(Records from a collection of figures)

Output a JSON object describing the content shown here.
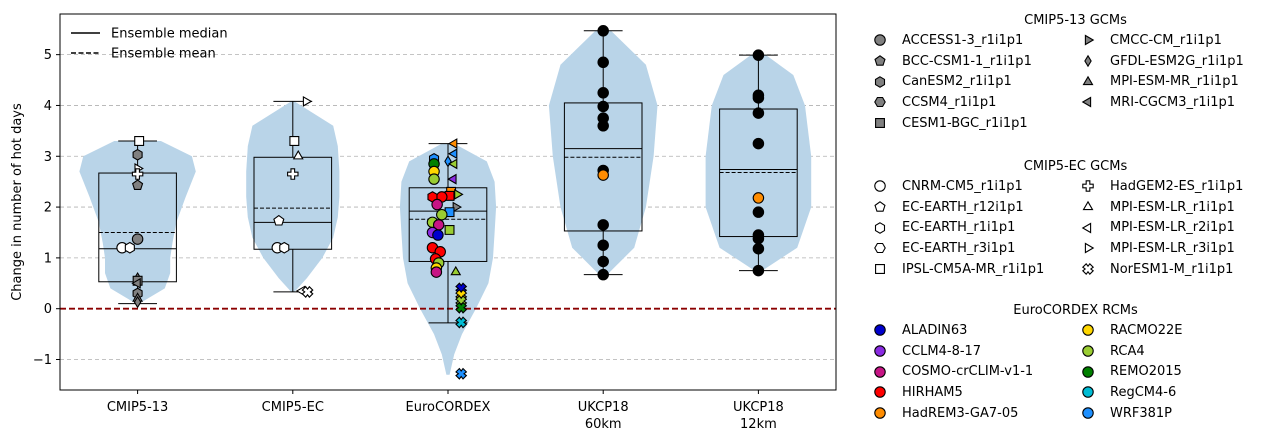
{
  "chart_data": {
    "type": "violin-box-scatter",
    "ylabel": "Change in number of hot days",
    "ylim": [
      -1.6,
      5.8
    ],
    "yticks": [
      -1,
      0,
      1,
      2,
      3,
      4,
      5
    ],
    "ytick_labels": [
      "−1",
      "0",
      "1",
      "2",
      "3",
      "4",
      "5"
    ],
    "grid": "horizontal dashed",
    "zero_line_color": "#8b0000",
    "violin_color": "#b9d4e8",
    "categories": [
      {
        "label": "CMIP5-13",
        "label2": ""
      },
      {
        "label": "CMIP5-EC",
        "label2": ""
      },
      {
        "label": "EuroCORDEX",
        "label2": ""
      },
      {
        "label": "UKCP18",
        "label2": "60km"
      },
      {
        "label": "UKCP18",
        "label2": "12km"
      }
    ],
    "boxes": [
      {
        "q1": 0.53,
        "q3": 2.67,
        "median": 1.18,
        "mean": 1.5,
        "whisker_low": 0.1,
        "whisker_high": 3.3
      },
      {
        "q1": 1.17,
        "q3": 2.98,
        "median": 1.7,
        "mean": 1.98,
        "whisker_low": 0.33,
        "whisker_high": 4.08
      },
      {
        "q1": 0.93,
        "q3": 2.38,
        "median": 1.92,
        "mean": 1.76,
        "whisker_low": -0.28,
        "whisker_high": 3.25
      },
      {
        "q1": 1.53,
        "q3": 4.05,
        "median": 3.15,
        "mean": 2.98,
        "whisker_low": 0.67,
        "whisker_high": 5.47
      },
      {
        "q1": 1.42,
        "q3": 3.93,
        "median": 2.74,
        "mean": 2.68,
        "whisker_low": 0.75,
        "whisker_high": 4.99
      }
    ],
    "violins": [
      {
        "profile": [
          [
            0.1,
            0.02
          ],
          [
            0.4,
            0.35
          ],
          [
            0.7,
            0.42
          ],
          [
            1.0,
            0.42
          ],
          [
            1.3,
            0.45
          ],
          [
            1.7,
            0.5
          ],
          [
            2.2,
            0.62
          ],
          [
            2.7,
            0.75
          ],
          [
            3.0,
            0.7
          ],
          [
            3.3,
            0.3
          ]
        ]
      },
      {
        "profile": [
          [
            0.33,
            0.02
          ],
          [
            0.6,
            0.18
          ],
          [
            1.0,
            0.38
          ],
          [
            1.4,
            0.52
          ],
          [
            1.8,
            0.58
          ],
          [
            2.2,
            0.6
          ],
          [
            2.7,
            0.6
          ],
          [
            3.2,
            0.58
          ],
          [
            3.6,
            0.52
          ],
          [
            4.08,
            0.02
          ]
        ]
      },
      {
        "profile": [
          [
            -1.3,
            0.02
          ],
          [
            -0.9,
            0.08
          ],
          [
            -0.5,
            0.18
          ],
          [
            0.0,
            0.36
          ],
          [
            0.5,
            0.52
          ],
          [
            1.0,
            0.58
          ],
          [
            1.5,
            0.6
          ],
          [
            2.0,
            0.62
          ],
          [
            2.5,
            0.6
          ],
          [
            2.9,
            0.5
          ],
          [
            3.25,
            0.08
          ]
        ]
      },
      {
        "profile": [
          [
            0.67,
            0.05
          ],
          [
            1.2,
            0.4
          ],
          [
            2.0,
            0.55
          ],
          [
            3.0,
            0.65
          ],
          [
            4.0,
            0.7
          ],
          [
            4.8,
            0.55
          ],
          [
            5.47,
            0.1
          ]
        ]
      },
      {
        "profile": [
          [
            0.75,
            0.05
          ],
          [
            1.2,
            0.5
          ],
          [
            2.0,
            0.68
          ],
          [
            3.0,
            0.68
          ],
          [
            4.0,
            0.6
          ],
          [
            4.6,
            0.45
          ],
          [
            4.99,
            0.1
          ]
        ]
      }
    ],
    "points": [
      {
        "group": 0,
        "y": 3.3,
        "dx": 0.02,
        "marker": "square",
        "color": "#ffffff"
      },
      {
        "group": 0,
        "y": 3.03,
        "dx": 0.0,
        "marker": "hexagon",
        "color": "#808080"
      },
      {
        "group": 0,
        "y": 2.76,
        "dx": 0.0,
        "marker": "triangle-right",
        "color": "#ffffff"
      },
      {
        "group": 0,
        "y": 2.65,
        "dx": 0.0,
        "marker": "plus",
        "color": "#ffffff"
      },
      {
        "group": 0,
        "y": 2.43,
        "dx": 0.0,
        "marker": "pentagon",
        "color": "#808080"
      },
      {
        "group": 0,
        "y": 1.37,
        "dx": 0.0,
        "marker": "circle",
        "color": "#808080"
      },
      {
        "group": 0,
        "y": 1.2,
        "dx": -0.2,
        "marker": "circle",
        "color": "#ffffff"
      },
      {
        "group": 0,
        "y": 1.2,
        "dx": -0.1,
        "marker": "hexagon",
        "color": "#ffffff"
      },
      {
        "group": 0,
        "y": 0.6,
        "dx": 0.0,
        "marker": "diamond",
        "color": "#808080"
      },
      {
        "group": 0,
        "y": 0.55,
        "dx": 0.0,
        "marker": "square",
        "color": "#808080"
      },
      {
        "group": 0,
        "y": 0.5,
        "dx": 0.0,
        "marker": "triangle-left",
        "color": "#808080"
      },
      {
        "group": 0,
        "y": 0.3,
        "dx": 0.0,
        "marker": "hexagon",
        "color": "#808080"
      },
      {
        "group": 0,
        "y": 0.2,
        "dx": 0.0,
        "marker": "triangle-up",
        "color": "#808080"
      },
      {
        "group": 0,
        "y": 0.13,
        "dx": 0.0,
        "marker": "diamond",
        "color": "#808080"
      },
      {
        "group": 1,
        "y": 4.08,
        "dx": 0.17,
        "marker": "triangle-right",
        "color": "#ffffff"
      },
      {
        "group": 1,
        "y": 3.3,
        "dx": 0.02,
        "marker": "square",
        "color": "#ffffff"
      },
      {
        "group": 1,
        "y": 3.0,
        "dx": 0.07,
        "marker": "triangle-up",
        "color": "#ffffff"
      },
      {
        "group": 1,
        "y": 2.65,
        "dx": 0.0,
        "marker": "plus",
        "color": "#ffffff"
      },
      {
        "group": 1,
        "y": 1.73,
        "dx": -0.18,
        "marker": "pentagon",
        "color": "#ffffff"
      },
      {
        "group": 1,
        "y": 1.2,
        "dx": -0.2,
        "marker": "circle",
        "color": "#ffffff"
      },
      {
        "group": 1,
        "y": 1.2,
        "dx": -0.11,
        "marker": "hexagon",
        "color": "#ffffff"
      },
      {
        "group": 1,
        "y": 0.35,
        "dx": 0.12,
        "marker": "triangle-left",
        "color": "#ffffff"
      },
      {
        "group": 1,
        "y": 0.33,
        "dx": 0.19,
        "marker": "cross",
        "color": "#ffffff"
      },
      {
        "group": 2,
        "y": 3.25,
        "dx": 0.08,
        "marker": "triangle-left",
        "color": "#ff8c00"
      },
      {
        "group": 2,
        "y": 3.05,
        "dx": 0.08,
        "marker": "triangle-left",
        "color": "#1e90ff"
      },
      {
        "group": 2,
        "y": 2.9,
        "dx": 0.0,
        "marker": "diamond",
        "color": "#1e90ff"
      },
      {
        "group": 2,
        "y": 2.95,
        "dx": -0.18,
        "marker": "hexagon",
        "color": "#1e90ff"
      },
      {
        "group": 2,
        "y": 2.85,
        "dx": -0.18,
        "marker": "circle",
        "color": "#008000"
      },
      {
        "group": 2,
        "y": 2.85,
        "dx": 0.08,
        "marker": "triangle-left",
        "color": "#9acd32"
      },
      {
        "group": 2,
        "y": 2.7,
        "dx": -0.18,
        "marker": "circle",
        "color": "#ffd700"
      },
      {
        "group": 2,
        "y": 2.55,
        "dx": -0.18,
        "marker": "circle",
        "color": "#9acd32"
      },
      {
        "group": 2,
        "y": 2.55,
        "dx": 0.07,
        "marker": "triangle-left",
        "color": "#8a2be2"
      },
      {
        "group": 2,
        "y": 2.3,
        "dx": 0.04,
        "marker": "square",
        "color": "#ff8c00"
      },
      {
        "group": 2,
        "y": 2.25,
        "dx": 0.12,
        "marker": "triangle-right",
        "color": "#9acd32"
      },
      {
        "group": 2,
        "y": 2.22,
        "dx": 0.02,
        "marker": "square",
        "color": "#ff0000"
      },
      {
        "group": 2,
        "y": 2.2,
        "dx": -0.08,
        "marker": "circle",
        "color": "#ff0000"
      },
      {
        "group": 2,
        "y": 2.2,
        "dx": -0.2,
        "marker": "hexagon",
        "color": "#ff0000"
      },
      {
        "group": 2,
        "y": 2.05,
        "dx": -0.14,
        "marker": "circle",
        "color": "#c71585"
      },
      {
        "group": 2,
        "y": 2.0,
        "dx": 0.1,
        "marker": "triangle-right",
        "color": "#808080"
      },
      {
        "group": 2,
        "y": 1.9,
        "dx": 0.02,
        "marker": "square",
        "color": "#1e90ff"
      },
      {
        "group": 2,
        "y": 1.85,
        "dx": -0.08,
        "marker": "circle",
        "color": "#9acd32"
      },
      {
        "group": 2,
        "y": 1.7,
        "dx": -0.2,
        "marker": "circle",
        "color": "#9acd32"
      },
      {
        "group": 2,
        "y": 1.65,
        "dx": -0.12,
        "marker": "circle",
        "color": "#c71585"
      },
      {
        "group": 2,
        "y": 1.55,
        "dx": 0.02,
        "marker": "square",
        "color": "#9acd32"
      },
      {
        "group": 2,
        "y": 1.5,
        "dx": -0.2,
        "marker": "circle",
        "color": "#8a2be2"
      },
      {
        "group": 2,
        "y": 1.45,
        "dx": -0.13,
        "marker": "circle",
        "color": "#0000cd"
      },
      {
        "group": 2,
        "y": 1.2,
        "dx": -0.2,
        "marker": "circle",
        "color": "#ff0000"
      },
      {
        "group": 2,
        "y": 1.12,
        "dx": -0.1,
        "marker": "circle",
        "color": "#ff0000"
      },
      {
        "group": 2,
        "y": 0.98,
        "dx": -0.16,
        "marker": "circle",
        "color": "#ff0000"
      },
      {
        "group": 2,
        "y": 0.9,
        "dx": -0.12,
        "marker": "circle",
        "color": "#9acd32"
      },
      {
        "group": 2,
        "y": 0.8,
        "dx": -0.15,
        "marker": "circle",
        "color": "#ffd700"
      },
      {
        "group": 2,
        "y": 0.72,
        "dx": 0.1,
        "marker": "triangle-up",
        "color": "#9acd32"
      },
      {
        "group": 2,
        "y": 0.72,
        "dx": -0.15,
        "marker": "circle",
        "color": "#c71585"
      },
      {
        "group": 2,
        "y": 0.4,
        "dx": 0.17,
        "marker": "cross",
        "color": "#0000cd"
      },
      {
        "group": 2,
        "y": 0.27,
        "dx": 0.17,
        "marker": "cross",
        "color": "#ffd700"
      },
      {
        "group": 2,
        "y": 0.15,
        "dx": 0.17,
        "marker": "cross",
        "color": "#9acd32"
      },
      {
        "group": 2,
        "y": 0.02,
        "dx": 0.17,
        "marker": "cross",
        "color": "#008000"
      },
      {
        "group": 2,
        "y": -0.27,
        "dx": 0.17,
        "marker": "cross",
        "color": "#00bcd4"
      },
      {
        "group": 2,
        "y": -1.28,
        "dx": 0.17,
        "marker": "cross",
        "color": "#1e90ff"
      },
      {
        "group": 3,
        "y": 5.47,
        "dx": 0.0,
        "marker": "circle",
        "color": "#000000"
      },
      {
        "group": 3,
        "y": 4.85,
        "dx": 0.0,
        "marker": "circle",
        "color": "#000000"
      },
      {
        "group": 3,
        "y": 4.25,
        "dx": 0.0,
        "marker": "circle",
        "color": "#000000"
      },
      {
        "group": 3,
        "y": 3.98,
        "dx": 0.0,
        "marker": "circle",
        "color": "#000000"
      },
      {
        "group": 3,
        "y": 3.75,
        "dx": 0.0,
        "marker": "circle",
        "color": "#000000"
      },
      {
        "group": 3,
        "y": 3.6,
        "dx": 0.0,
        "marker": "circle",
        "color": "#000000"
      },
      {
        "group": 3,
        "y": 2.72,
        "dx": 0.0,
        "marker": "circle",
        "color": "#000000"
      },
      {
        "group": 3,
        "y": 2.63,
        "dx": 0.0,
        "marker": "circle",
        "color": "#ff8c00"
      },
      {
        "group": 3,
        "y": 1.65,
        "dx": 0.0,
        "marker": "circle",
        "color": "#000000"
      },
      {
        "group": 3,
        "y": 1.25,
        "dx": 0.0,
        "marker": "circle",
        "color": "#000000"
      },
      {
        "group": 3,
        "y": 0.93,
        "dx": 0.0,
        "marker": "circle",
        "color": "#000000"
      },
      {
        "group": 3,
        "y": 0.67,
        "dx": 0.0,
        "marker": "circle",
        "color": "#000000"
      },
      {
        "group": 4,
        "y": 4.99,
        "dx": 0.0,
        "marker": "circle",
        "color": "#000000"
      },
      {
        "group": 4,
        "y": 4.2,
        "dx": 0.0,
        "marker": "circle",
        "color": "#000000"
      },
      {
        "group": 4,
        "y": 4.15,
        "dx": 0.0,
        "marker": "circle",
        "color": "#000000"
      },
      {
        "group": 4,
        "y": 3.85,
        "dx": 0.0,
        "marker": "circle",
        "color": "#000000"
      },
      {
        "group": 4,
        "y": 3.25,
        "dx": 0.0,
        "marker": "circle",
        "color": "#000000"
      },
      {
        "group": 4,
        "y": 2.18,
        "dx": 0.0,
        "marker": "circle",
        "color": "#ff8c00"
      },
      {
        "group": 4,
        "y": 1.9,
        "dx": 0.0,
        "marker": "circle",
        "color": "#000000"
      },
      {
        "group": 4,
        "y": 1.45,
        "dx": 0.0,
        "marker": "circle",
        "color": "#000000"
      },
      {
        "group": 4,
        "y": 1.38,
        "dx": 0.0,
        "marker": "circle",
        "color": "#000000"
      },
      {
        "group": 4,
        "y": 1.18,
        "dx": 0.0,
        "marker": "circle",
        "color": "#000000"
      },
      {
        "group": 4,
        "y": 0.75,
        "dx": 0.0,
        "marker": "circle",
        "color": "#000000"
      }
    ],
    "line_legend": {
      "placement": "top-left",
      "entries": [
        {
          "label": "Ensemble median",
          "style": "solid"
        },
        {
          "label": "Ensemble mean",
          "style": "dashed"
        }
      ]
    }
  },
  "legends": [
    {
      "id": "gcm13",
      "title": "CMIP5-13 GCMs",
      "items": [
        {
          "label": "ACCESS1-3_r1i1p1",
          "marker": "circle",
          "color": "#808080"
        },
        {
          "label": "CMCC-CM_r1i1p1",
          "marker": "triangle-right",
          "color": "#808080"
        },
        {
          "label": "BCC-CSM1-1_r1i1p1",
          "marker": "pentagon",
          "color": "#808080"
        },
        {
          "label": "GFDL-ESM2G_r1i1p1",
          "marker": "diamond",
          "color": "#808080"
        },
        {
          "label": "CanESM2_r1i1p1",
          "marker": "hexagon",
          "color": "#808080"
        },
        {
          "label": "MPI-ESM-MR_r1i1p1",
          "marker": "triangle-up",
          "color": "#808080"
        },
        {
          "label": "CCSM4_r1i1p1",
          "marker": "hexagon2",
          "color": "#808080"
        },
        {
          "label": "MRI-CGCM3_r1i1p1",
          "marker": "triangle-left",
          "color": "#808080"
        },
        {
          "label": "CESM1-BGC_r1i1p1",
          "marker": "square",
          "color": "#808080"
        }
      ]
    },
    {
      "id": "gcmec",
      "title": "CMIP5-EC GCMs",
      "items": [
        {
          "label": "CNRM-CM5_r1i1p1",
          "marker": "circle",
          "color": "#ffffff"
        },
        {
          "label": "HadGEM2-ES_r1i1p1",
          "marker": "plus",
          "color": "#ffffff"
        },
        {
          "label": "EC-EARTH_r12i1p1",
          "marker": "pentagon",
          "color": "#ffffff"
        },
        {
          "label": "MPI-ESM-LR_r1i1p1",
          "marker": "triangle-up",
          "color": "#ffffff"
        },
        {
          "label": "EC-EARTH_r1i1p1",
          "marker": "hexagon",
          "color": "#ffffff"
        },
        {
          "label": "MPI-ESM-LR_r2i1p1",
          "marker": "triangle-left",
          "color": "#ffffff"
        },
        {
          "label": "EC-EARTH_r3i1p1",
          "marker": "hexagon2",
          "color": "#ffffff"
        },
        {
          "label": "MPI-ESM-LR_r3i1p1",
          "marker": "triangle-right",
          "color": "#ffffff"
        },
        {
          "label": "IPSL-CM5A-MR_r1i1p1",
          "marker": "square",
          "color": "#ffffff"
        },
        {
          "label": "NorESM1-M_r1i1p1",
          "marker": "cross",
          "color": "#ffffff"
        }
      ]
    },
    {
      "id": "rcm",
      "title": "EuroCORDEX RCMs",
      "items": [
        {
          "label": "ALADIN63",
          "marker": "circle",
          "color": "#0000cd"
        },
        {
          "label": "RACMO22E",
          "marker": "circle",
          "color": "#ffd700"
        },
        {
          "label": "CCLM4-8-17",
          "marker": "circle",
          "color": "#8a2be2"
        },
        {
          "label": "RCA4",
          "marker": "circle",
          "color": "#9acd32"
        },
        {
          "label": "COSMO-crCLIM-v1-1",
          "marker": "circle",
          "color": "#c71585"
        },
        {
          "label": "REMO2015",
          "marker": "circle",
          "color": "#008000"
        },
        {
          "label": "HIRHAM5",
          "marker": "circle",
          "color": "#ff0000"
        },
        {
          "label": "RegCM4-6",
          "marker": "circle",
          "color": "#00bcd4"
        },
        {
          "label": "HadREM3-GA7-05",
          "marker": "circle",
          "color": "#ff8c00"
        },
        {
          "label": "WRF381P",
          "marker": "circle",
          "color": "#1e90ff"
        }
      ]
    }
  ]
}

§ **What the exercise asks**
Answer only with how many lines in the records include "Ensemble".

§ **Task answer**
2